SUPPLIED TEXT →
[Begin]

It is interesting to note that Barnard does not emphasize the intellectual attainments. His objection against intellectualism is that it prevents responsibility and decisiveness in the leader. “We all know persons in and out of practical affairs of superior intellects and intellectual ac­complishments who do not work as well, as leaders. In matters of leadership, for example, they prove to be irresponsible—non-decisive—, non-persuasive. Moreover, we can observe that intel­lectual capacity rises above physiological disabilities in active life, that the utmost perspicacity is useless for leadership if it does not decide issues, that persuasive processes must take full account of the irrational by which all are largely governed, that responsibility is a moral or emotional condition.”

(iii) Cleveland:

In his own words: “our political executive must be imbued with the public interest, he must be a leader of men, he must do his own thinking and be his own public relations man, and he should preferably have had some private experience.”

(iv) Hoover Commission:

The Hoover Commission’s Task Force Report on Personnel and Civil Service (1955) noted: “His foresight must equal the hind-sight of a host of critics….The rules of the game of national politics allow no margin for error….To lead the life of a political executive of a high rank amidst the asperities of American politics is a test of toughness, of intelligence, and the devo­tion to the public interest.”

(v) Terry:

Energy, emotional stability, knowledge of human relations, personal motivation, communi­cative skill, teaching ability, social skill, and technical competence.

(vi) Appleby:

A good administrator has willingness to assume responsibilities; demonstrates continuing personal growth; is disposed towards action; is a good listener who asks pointed questions; works well with all sorts of people; seeks ablest obtainable subordinates; uses institutional re­sources—does not try to do it all and know it all himself; cares for power only as it contributes to effectiveness, chiefly as a reserve asset; has self-confidence, and so is ready to admit his limitations and errors; is hospitable to bad news as well as good; respects subordinates as much as superiors; constantly seeks to improve institutional performance; and in democratic govern­ment he respects political processes and responsibilities.

[End]

ACTIONS TO TAKE →
A. In the passage on the qualities of administrative leaders, in what year was the Hoover Commission's Task Force Report on Personnel and Civil Service issued?
B. Extend the passage on the qualities of administrative leaders past its final sentence, keeping its textbook style.
The material after this point is not needed for any task.

MATERIAL →
[Begin]

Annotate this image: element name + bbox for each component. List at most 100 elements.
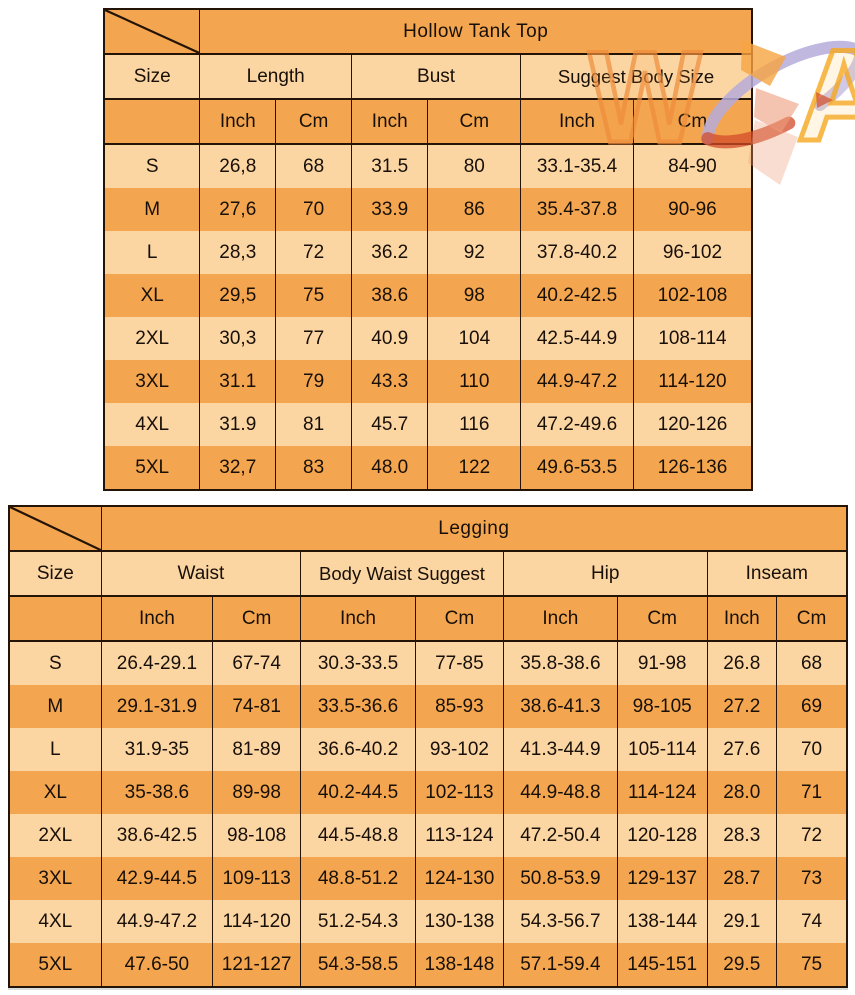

[End]

ANSWER LIST →
A. 1955

B.
The above list is quite exhaustive. To sum up, it is sufficient to say that a leader should be decisive, unerring, improvement conscious and good public relation man. He should have fore­sight and far sight, capacity to carry his subordinates with him and the ability to look to the organisation as a whole.

Millett has aptly described the essential circumstances of leadership as – (a) political and (b) institutional conditions. By political conditions of administrative leadership we mean, says Millett, the need to be responsive to external political direction and control.

In a democratic society, leadership must be skilfully “attuned to the popular aspirations and desires of the time…Of course, management does not necessarily have to behave like an isolated tree which bows in whatever direction the wind may come at the moment. But management must endeavour to understand currents of popular ideas, and while endeavouring to inform or modify those ideas, it must acknowledge their existence and endeavour to accommodate their demands within some degree.”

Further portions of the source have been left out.